To be done
Could you give the data below again, exactly and completely?
======== Records supplied
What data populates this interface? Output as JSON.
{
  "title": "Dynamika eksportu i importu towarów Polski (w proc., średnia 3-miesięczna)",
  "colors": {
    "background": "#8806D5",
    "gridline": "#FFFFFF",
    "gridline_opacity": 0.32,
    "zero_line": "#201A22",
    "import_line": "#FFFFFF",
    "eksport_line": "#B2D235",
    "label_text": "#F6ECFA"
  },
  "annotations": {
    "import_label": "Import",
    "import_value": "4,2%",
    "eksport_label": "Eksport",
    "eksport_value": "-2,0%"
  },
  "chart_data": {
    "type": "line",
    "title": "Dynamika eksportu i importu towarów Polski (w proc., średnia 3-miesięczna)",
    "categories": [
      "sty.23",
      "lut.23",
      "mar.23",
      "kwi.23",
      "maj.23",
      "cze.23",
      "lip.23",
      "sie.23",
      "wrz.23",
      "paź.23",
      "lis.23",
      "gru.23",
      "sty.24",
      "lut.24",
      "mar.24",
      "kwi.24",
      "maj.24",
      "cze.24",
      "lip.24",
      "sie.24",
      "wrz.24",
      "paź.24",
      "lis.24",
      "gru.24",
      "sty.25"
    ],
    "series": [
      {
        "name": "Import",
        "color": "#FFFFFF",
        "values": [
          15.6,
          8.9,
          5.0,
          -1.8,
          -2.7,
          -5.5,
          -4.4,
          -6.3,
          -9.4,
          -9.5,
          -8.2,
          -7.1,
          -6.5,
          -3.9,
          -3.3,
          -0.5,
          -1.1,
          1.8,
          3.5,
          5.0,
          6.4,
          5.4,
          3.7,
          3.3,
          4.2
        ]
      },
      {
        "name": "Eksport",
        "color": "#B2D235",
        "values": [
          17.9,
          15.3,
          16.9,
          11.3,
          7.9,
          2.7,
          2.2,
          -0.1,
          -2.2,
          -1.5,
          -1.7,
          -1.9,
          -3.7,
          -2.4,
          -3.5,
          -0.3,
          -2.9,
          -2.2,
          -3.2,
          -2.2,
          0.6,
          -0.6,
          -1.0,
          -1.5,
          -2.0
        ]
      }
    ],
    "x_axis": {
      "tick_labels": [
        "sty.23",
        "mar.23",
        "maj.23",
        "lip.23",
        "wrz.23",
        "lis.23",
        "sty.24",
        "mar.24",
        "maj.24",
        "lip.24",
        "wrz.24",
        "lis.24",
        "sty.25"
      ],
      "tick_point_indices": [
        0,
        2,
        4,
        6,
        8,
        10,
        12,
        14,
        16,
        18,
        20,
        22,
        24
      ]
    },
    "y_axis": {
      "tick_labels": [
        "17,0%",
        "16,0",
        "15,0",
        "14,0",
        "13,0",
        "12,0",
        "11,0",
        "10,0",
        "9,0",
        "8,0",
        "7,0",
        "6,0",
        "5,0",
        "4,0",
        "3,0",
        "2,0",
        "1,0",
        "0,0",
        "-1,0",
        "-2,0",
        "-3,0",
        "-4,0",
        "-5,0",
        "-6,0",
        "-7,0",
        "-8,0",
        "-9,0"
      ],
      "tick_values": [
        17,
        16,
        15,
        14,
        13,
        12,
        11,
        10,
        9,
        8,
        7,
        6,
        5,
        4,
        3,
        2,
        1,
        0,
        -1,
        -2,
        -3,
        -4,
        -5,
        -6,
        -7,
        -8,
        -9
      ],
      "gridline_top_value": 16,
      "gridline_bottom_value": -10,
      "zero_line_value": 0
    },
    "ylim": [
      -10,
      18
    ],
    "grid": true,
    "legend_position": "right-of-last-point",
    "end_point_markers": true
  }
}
================
Result of the task
What data populates this interface? Output as JSON.
{
  "title": "Dynamika eksportu i importu towarów Polski (w proc., średnia 3-miesięczna)",
  "colors": {
    "background": "#8806D5",
    "gridline": "#FFFFFF",
    "gridline_opacity": 0.32,
    "zero_line": "#201A22",
    "import_line": "#FFFFFF",
    "eksport_line": "#B2D235",
    "label_text": "#F6ECFA"
  },
  "annotations": {
    "import_label": "Import",
    "import_value": "4,2%",
    "eksport_label": "Eksport",
    "eksport_value": "-2,0%"
  },
  "chart_data": {
    "type": "line",
    "title": "Dynamika eksportu i importu towarów Polski (w proc., średnia 3-miesięczna)",
    "categories": [
      "sty.23",
      "lut.23",
      "mar.23",
      "kwi.23",
      "maj.23",
      "cze.23",
      "lip.23",
      "sie.23",
      "wrz.23",
      "paź.23",
      "lis.23",
      "gru.23",
      "sty.24",
      "lut.24",
      "mar.24",
      "kwi.24",
      "maj.24",
      "cze.24",
      "lip.24",
      "sie.24",
      "wrz.24",
      "paź.24",
      "lis.24",
      "gru.24",
      "sty.25"
    ],
    "series": [
      {
        "name": "Import",
        "color": "#FFFFFF",
        "values": [
          15.6,
          8.9,
          5.0,
          -1.8,
          -2.7,
          -5.5,
          -4.4,
          -6.3,
          -9.4,
          -9.5,
          -8.2,
          -7.1,
          -6.5,
          -3.9,
          -3.3,
          -0.5,
          -1.1,
          1.8,
          3.5,
          5.0,
          6.4,
          5.4,
          3.7,
          3.3,
          4.2
        ]
      },
      {
        "name": "Eksport",
        "color": "#B2D235",
        "values": [
          17.9,
          15.3,
          16.9,
          11.3,
          7.9,
          2.7,
          2.2,
          -0.1,
          -2.2,
          -1.5,
          -1.7,
          -1.9,
          -3.7,
          -2.4,
          -3.5,
          -0.3,
          -2.9,
          -2.2,
          -3.2,
          -2.2,
          0.6,
          -0.6,
          -1.0,
          -1.5,
          -2.0
        ]
      }
    ],
    "x_axis": {
      "tick_labels": [
        "sty.23",
        "mar.23",
        "maj.23",
        "lip.23",
        "wrz.23",
        "lis.23",
        "sty.24",
        "mar.24",
        "maj.24",
        "lip.24",
        "wrz.24",
        "lis.24",
        "sty.25"
      ],
      "tick_point_indices": [
        0,
        2,
        4,
        6,
        8,
        10,
        12,
        14,
        16,
        18,
        20,
        22,
        24
      ]
    },
    "y_axis": {
      "tick_labels": [
        "17,0%",
        "16,0",
        "15,0",
        "14,0",
        "13,0",
        "12,0",
        "11,0",
        "10,0",
        "9,0",
        "8,0",
        "7,0",
        "6,0",
        "5,0",
        "4,0",
        "3,0",
        "2,0",
        "1,0",
        "0,0",
        "-1,0",
        "-2,0",
        "-3,0",
        "-4,0",
        "-5,0",
        "-6,0",
        "-7,0",
        "-8,0",
        "-9,0"
      ],
      "tick_values": [
        17,
        16,
        15,
        14,
        13,
        12,
        11,
        10,
        9,
        8,
        7,
        6,
        5,
        4,
        3,
        2,
        1,
        0,
        -1,
        -2,
        -3,
        -4,
        -5,
        -6,
        -7,
        -8,
        -9
      ],
      "gridline_top_value": 16,
      "gridline_bottom_value": -10,
      "zero_line_value": 0
    },
    "ylim": [
      -10,
      18
    ],
    "grid": true,
    "legend_position": "right-of-last-point",
    "end_point_markers": true
  }
}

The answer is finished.